══ Entries ══
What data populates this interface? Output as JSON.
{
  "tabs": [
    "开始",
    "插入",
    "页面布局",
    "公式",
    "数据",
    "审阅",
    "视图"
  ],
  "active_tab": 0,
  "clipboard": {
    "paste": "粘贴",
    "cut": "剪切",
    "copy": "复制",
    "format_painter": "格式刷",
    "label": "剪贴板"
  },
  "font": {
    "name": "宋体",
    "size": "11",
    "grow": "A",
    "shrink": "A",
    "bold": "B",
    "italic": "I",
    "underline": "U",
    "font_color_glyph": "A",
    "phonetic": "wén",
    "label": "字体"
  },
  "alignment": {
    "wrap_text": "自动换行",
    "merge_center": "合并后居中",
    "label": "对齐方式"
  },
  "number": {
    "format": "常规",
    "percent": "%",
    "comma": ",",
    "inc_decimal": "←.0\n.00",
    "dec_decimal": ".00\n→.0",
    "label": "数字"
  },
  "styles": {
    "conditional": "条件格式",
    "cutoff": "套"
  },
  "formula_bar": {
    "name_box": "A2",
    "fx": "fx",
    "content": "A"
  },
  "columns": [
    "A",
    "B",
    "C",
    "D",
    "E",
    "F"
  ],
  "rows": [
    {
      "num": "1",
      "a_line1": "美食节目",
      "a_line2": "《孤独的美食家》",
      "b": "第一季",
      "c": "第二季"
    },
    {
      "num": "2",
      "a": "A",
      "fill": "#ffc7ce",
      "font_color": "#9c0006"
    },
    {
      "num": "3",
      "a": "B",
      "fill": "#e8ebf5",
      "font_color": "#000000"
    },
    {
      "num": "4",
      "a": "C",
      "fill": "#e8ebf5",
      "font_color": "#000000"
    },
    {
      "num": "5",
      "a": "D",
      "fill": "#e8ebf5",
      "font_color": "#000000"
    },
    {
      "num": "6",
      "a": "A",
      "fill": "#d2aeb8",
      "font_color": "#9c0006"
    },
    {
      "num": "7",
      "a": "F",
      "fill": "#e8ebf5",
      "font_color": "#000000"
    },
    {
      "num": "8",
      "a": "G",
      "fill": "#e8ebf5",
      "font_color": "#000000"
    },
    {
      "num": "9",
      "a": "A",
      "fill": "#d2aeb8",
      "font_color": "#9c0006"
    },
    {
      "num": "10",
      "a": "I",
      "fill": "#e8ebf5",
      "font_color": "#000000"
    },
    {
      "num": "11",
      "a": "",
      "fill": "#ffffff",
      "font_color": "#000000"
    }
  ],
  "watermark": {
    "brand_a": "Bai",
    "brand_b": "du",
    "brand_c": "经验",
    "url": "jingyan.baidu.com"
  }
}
═══
Written problem
Repeat all the entries word for word.

Finished exercise
What data populates this interface? Output as JSON.
{
  "tabs": [
    "开始",
    "插入",
    "页面布局",
    "公式",
    "数据",
    "审阅",
    "视图"
  ],
  "active_tab": 0,
  "clipboard": {
    "paste": "粘贴",
    "cut": "剪切",
    "copy": "复制",
    "format_painter": "格式刷",
    "label": "剪贴板"
  },
  "font": {
    "name": "宋体",
    "size": "11",
    "grow": "A",
    "shrink": "A",
    "bold": "B",
    "italic": "I",
    "underline": "U",
    "font_color_glyph": "A",
    "phonetic": "wén",
    "label": "字体"
  },
  "alignment": {
    "wrap_text": "自动换行",
    "merge_center": "合并后居中",
    "label": "对齐方式"
  },
  "number": {
    "format": "常规",
    "percent": "%",
    "comma": ",",
    "inc_decimal": "←.0\n.00",
    "dec_decimal": ".00\n→.0",
    "label": "数字"
  },
  "styles": {
    "conditional": "条件格式",
    "cutoff": "套"
  },
  "formula_bar": {
    "name_box": "A2",
    "fx": "fx",
    "content": "A"
  },
  "columns": [
    "A",
    "B",
    "C",
    "D",
    "E",
    "F"
  ],
  "rows": [
    {
      "num": "1",
      "a_line1": "美食节目",
      "a_line2": "《孤独的美食家》",
      "b": "第一季",
      "c": "第二季"
    },
    {
      "num": "2",
      "a": "A",
      "fill": "#ffc7ce",
      "font_color": "#9c0006"
    },
    {
      "num": "3",
      "a": "B",
      "fill": "#e8ebf5",
      "font_color": "#000000"
    },
    {
      "num": "4",
      "a": "C",
      "fill": "#e8ebf5",
      "font_color": "#000000"
    },
    {
      "num": "5",
      "a": "D",
      "fill": "#e8ebf5",
      "font_color": "#000000"
    },
    {
      "num": "6",
      "a": "A",
      "fill": "#d2aeb8",
      "font_color": "#9c0006"
    },
    {
      "num": "7",
      "a": "F",
      "fill": "#e8ebf5",
      "font_color": "#000000"
    },
    {
      "num": "8",
      "a": "G",
      "fill": "#e8ebf5",
      "font_color": "#000000"
    },
    {
      "num": "9",
      "a": "A",
      "fill": "#d2aeb8",
      "font_color": "#9c0006"
    },
    {
      "num": "10",
      "a": "I",
      "fill": "#e8ebf5",
      "font_color": "#000000"
    },
    {
      "num": "11",
      "a": "",
      "fill": "#ffffff",
      "font_color": "#000000"
    }
  ],
  "watermark": {
    "brand_a": "Bai",
    "brand_b": "du",
    "brand_c": "经验",
    "url": "jingyan.baidu.com"
  }
}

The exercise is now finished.